Given data ▸
---

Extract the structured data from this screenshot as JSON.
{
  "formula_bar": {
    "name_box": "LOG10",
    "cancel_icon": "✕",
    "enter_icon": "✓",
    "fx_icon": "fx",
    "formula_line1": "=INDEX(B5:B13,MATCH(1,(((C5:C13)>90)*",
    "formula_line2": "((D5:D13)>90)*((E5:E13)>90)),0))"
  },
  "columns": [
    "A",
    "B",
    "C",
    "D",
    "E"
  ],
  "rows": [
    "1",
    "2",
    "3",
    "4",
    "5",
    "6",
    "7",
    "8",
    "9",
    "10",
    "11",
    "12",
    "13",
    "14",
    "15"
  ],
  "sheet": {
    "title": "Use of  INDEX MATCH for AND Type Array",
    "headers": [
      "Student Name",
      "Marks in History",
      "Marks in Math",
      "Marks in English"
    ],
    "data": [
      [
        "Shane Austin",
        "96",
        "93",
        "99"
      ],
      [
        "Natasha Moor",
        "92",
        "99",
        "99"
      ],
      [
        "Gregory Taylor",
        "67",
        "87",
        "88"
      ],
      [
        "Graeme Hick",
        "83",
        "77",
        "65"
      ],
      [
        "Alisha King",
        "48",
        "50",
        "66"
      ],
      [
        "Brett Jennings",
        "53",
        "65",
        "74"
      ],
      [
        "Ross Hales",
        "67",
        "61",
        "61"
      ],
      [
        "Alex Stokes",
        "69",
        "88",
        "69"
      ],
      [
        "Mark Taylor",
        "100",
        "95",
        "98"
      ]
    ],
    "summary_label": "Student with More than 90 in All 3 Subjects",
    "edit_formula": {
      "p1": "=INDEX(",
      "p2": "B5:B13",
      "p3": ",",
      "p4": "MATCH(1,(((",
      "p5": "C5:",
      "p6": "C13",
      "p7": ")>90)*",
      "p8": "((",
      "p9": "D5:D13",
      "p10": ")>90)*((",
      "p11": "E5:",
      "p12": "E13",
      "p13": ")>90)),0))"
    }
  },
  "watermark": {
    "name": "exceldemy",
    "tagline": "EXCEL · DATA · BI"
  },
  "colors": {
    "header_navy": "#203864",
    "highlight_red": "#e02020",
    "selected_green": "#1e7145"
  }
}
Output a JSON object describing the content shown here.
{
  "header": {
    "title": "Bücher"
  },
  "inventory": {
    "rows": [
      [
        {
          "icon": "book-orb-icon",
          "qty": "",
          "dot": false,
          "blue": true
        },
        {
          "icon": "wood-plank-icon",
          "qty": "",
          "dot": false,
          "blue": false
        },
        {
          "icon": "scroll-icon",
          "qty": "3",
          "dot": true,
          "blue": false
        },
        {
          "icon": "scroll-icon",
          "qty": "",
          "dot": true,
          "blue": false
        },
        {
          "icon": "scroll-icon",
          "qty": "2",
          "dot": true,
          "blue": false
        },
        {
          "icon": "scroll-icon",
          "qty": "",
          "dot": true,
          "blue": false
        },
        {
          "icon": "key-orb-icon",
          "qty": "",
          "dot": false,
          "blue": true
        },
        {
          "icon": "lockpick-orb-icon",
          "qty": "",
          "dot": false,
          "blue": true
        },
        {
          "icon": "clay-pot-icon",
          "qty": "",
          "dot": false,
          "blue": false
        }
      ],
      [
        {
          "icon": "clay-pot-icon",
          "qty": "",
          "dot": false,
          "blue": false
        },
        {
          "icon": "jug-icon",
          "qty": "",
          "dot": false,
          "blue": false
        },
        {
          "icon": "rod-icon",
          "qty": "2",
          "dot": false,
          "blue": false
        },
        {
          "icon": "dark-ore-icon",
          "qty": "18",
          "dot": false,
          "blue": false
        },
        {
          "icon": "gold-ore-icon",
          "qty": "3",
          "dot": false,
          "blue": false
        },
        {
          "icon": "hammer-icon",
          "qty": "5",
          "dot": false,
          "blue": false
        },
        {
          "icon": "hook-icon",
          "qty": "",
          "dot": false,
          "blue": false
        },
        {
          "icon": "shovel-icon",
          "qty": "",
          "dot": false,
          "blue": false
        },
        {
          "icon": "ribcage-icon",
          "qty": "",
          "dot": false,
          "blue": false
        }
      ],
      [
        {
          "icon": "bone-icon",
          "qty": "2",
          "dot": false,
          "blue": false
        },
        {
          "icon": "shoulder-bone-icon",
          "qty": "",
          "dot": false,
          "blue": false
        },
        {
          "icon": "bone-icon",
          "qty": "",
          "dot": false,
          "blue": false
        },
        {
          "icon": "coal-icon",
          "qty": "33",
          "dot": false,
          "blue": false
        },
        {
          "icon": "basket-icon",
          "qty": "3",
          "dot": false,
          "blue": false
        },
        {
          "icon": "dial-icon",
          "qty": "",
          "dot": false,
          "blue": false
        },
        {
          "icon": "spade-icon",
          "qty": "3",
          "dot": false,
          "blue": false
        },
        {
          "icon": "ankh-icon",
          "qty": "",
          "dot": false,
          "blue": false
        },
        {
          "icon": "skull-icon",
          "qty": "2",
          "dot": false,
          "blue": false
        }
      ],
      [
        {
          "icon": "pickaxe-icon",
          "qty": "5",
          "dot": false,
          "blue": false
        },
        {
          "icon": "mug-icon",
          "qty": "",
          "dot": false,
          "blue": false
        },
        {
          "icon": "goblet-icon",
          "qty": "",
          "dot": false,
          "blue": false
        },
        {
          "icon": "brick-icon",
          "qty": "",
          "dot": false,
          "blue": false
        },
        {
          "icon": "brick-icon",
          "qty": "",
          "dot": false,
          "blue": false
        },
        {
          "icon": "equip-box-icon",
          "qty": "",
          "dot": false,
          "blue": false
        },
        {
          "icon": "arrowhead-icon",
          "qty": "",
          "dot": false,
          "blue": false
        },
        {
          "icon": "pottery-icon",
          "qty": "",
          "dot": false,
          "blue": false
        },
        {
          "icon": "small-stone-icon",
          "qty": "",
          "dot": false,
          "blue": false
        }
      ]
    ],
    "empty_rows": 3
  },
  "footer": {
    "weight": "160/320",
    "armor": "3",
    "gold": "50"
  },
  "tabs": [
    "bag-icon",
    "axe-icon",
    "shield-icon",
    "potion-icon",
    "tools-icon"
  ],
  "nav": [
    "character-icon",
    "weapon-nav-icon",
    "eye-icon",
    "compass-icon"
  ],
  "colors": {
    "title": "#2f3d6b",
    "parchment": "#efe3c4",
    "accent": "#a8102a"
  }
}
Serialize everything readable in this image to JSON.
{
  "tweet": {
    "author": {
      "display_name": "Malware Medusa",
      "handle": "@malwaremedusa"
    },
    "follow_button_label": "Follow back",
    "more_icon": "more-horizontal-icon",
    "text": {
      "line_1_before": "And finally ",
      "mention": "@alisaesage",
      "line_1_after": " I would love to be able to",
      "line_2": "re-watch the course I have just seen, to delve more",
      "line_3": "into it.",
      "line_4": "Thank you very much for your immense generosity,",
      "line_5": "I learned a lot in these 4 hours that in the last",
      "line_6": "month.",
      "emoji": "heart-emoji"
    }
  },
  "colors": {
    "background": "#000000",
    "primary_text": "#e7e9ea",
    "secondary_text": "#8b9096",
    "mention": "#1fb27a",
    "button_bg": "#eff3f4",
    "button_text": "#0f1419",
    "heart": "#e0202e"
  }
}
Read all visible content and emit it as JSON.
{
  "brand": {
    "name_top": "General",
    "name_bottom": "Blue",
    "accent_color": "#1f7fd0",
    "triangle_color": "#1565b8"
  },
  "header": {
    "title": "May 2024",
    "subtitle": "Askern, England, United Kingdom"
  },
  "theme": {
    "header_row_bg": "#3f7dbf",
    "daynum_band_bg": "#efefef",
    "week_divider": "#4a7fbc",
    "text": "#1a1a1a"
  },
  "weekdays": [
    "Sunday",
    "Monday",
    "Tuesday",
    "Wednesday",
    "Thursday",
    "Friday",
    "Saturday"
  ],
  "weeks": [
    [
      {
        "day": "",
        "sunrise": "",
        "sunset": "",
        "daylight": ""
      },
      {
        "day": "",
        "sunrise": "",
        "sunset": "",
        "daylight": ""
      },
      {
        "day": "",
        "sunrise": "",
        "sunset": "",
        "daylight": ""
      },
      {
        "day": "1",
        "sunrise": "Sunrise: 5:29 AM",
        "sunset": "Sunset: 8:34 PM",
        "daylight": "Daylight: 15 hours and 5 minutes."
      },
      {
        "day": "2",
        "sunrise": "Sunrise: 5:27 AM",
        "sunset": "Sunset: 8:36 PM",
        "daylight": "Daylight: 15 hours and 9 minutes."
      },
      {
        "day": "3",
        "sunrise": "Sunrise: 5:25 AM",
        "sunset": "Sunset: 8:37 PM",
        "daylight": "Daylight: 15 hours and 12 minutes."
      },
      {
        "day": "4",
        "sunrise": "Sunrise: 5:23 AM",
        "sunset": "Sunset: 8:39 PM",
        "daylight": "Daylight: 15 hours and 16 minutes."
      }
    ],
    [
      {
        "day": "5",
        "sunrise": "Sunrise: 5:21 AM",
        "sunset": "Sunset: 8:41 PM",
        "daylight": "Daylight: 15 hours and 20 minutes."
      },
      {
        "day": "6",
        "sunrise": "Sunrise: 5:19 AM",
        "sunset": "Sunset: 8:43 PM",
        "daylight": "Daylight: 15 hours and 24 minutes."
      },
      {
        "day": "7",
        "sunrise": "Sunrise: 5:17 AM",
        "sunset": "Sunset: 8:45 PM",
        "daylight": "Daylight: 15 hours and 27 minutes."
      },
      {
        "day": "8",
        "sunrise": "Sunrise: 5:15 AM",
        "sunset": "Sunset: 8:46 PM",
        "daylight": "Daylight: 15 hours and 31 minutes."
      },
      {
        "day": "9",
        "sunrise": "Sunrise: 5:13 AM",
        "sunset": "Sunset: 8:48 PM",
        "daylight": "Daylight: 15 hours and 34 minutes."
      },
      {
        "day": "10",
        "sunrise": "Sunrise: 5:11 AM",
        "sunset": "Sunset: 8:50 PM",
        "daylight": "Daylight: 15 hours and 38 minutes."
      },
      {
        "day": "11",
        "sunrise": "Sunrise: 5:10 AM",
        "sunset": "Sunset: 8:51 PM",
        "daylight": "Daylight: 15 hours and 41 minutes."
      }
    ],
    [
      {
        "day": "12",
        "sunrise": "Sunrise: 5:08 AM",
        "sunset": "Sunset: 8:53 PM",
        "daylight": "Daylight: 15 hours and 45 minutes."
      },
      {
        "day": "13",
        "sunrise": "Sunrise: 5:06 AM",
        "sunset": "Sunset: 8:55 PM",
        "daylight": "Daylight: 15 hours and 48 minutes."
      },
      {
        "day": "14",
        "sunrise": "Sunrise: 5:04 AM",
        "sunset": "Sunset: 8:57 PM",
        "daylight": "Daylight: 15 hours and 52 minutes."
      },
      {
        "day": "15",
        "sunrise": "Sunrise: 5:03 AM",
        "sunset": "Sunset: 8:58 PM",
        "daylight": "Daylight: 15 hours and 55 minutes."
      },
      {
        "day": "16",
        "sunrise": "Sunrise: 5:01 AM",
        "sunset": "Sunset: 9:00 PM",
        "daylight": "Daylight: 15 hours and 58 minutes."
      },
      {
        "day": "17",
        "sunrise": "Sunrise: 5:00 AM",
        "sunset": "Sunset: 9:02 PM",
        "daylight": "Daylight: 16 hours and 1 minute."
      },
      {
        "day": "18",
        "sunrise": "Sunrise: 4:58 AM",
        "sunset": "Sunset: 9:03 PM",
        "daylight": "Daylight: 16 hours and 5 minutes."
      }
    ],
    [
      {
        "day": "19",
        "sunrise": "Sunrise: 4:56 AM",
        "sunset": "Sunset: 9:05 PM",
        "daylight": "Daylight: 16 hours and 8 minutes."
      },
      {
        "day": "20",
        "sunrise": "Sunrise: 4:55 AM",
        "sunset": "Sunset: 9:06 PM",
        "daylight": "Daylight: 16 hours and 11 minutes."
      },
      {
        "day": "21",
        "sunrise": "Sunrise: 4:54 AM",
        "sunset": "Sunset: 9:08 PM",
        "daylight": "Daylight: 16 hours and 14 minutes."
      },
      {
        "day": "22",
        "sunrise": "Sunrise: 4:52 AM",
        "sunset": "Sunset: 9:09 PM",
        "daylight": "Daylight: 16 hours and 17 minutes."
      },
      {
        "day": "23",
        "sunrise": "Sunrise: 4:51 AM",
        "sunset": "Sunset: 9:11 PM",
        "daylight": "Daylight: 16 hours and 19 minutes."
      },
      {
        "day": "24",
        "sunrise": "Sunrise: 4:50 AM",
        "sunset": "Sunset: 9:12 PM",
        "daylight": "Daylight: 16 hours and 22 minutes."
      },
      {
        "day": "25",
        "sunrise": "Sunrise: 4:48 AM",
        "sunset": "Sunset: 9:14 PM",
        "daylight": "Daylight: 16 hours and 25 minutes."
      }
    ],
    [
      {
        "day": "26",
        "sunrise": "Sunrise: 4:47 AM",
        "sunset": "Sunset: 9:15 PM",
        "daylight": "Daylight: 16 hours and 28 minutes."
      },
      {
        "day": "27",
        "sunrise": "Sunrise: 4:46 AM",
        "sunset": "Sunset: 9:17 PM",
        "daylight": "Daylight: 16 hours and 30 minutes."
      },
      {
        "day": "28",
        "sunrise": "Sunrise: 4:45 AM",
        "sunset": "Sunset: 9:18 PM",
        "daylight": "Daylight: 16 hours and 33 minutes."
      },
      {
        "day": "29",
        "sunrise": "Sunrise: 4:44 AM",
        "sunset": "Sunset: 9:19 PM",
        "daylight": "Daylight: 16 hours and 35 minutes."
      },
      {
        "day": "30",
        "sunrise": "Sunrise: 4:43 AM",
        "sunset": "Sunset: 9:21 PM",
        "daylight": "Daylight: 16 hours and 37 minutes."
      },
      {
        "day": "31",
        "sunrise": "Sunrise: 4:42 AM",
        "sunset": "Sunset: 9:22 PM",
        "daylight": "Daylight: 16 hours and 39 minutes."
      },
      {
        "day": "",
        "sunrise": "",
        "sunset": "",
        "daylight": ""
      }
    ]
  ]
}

---

Task brief ▸ List all lines in the material containing the string "JSON".

Exercise result ▸
Extract the structured data from this screenshot as JSON.
Output a JSON object describing the content shown here.
Serialize everything readable in this image to JSON.
Read all visible content and emit it as JSON.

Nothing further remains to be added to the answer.